### What you are asked to do:
Return all of the entries exactly, with nothing added or left out.

### Input rows:
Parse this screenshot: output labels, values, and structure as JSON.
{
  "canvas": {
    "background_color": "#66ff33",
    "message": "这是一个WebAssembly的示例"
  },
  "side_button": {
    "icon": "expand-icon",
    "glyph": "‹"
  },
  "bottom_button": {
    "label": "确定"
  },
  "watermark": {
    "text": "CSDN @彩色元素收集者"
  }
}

### Reply:
Parse this screenshot: output labels, values, and structure as JSON.
{
  "canvas": {
    "background_color": "#66ff33",
    "message": "这是一个WebAssembly的示例"
  },
  "side_button": {
    "icon": "expand-icon",
    "glyph": "‹"
  },
  "bottom_button": {
    "label": "确定"
  },
  "watermark": {
    "text": "CSDN @彩色元素收集者"
  }
}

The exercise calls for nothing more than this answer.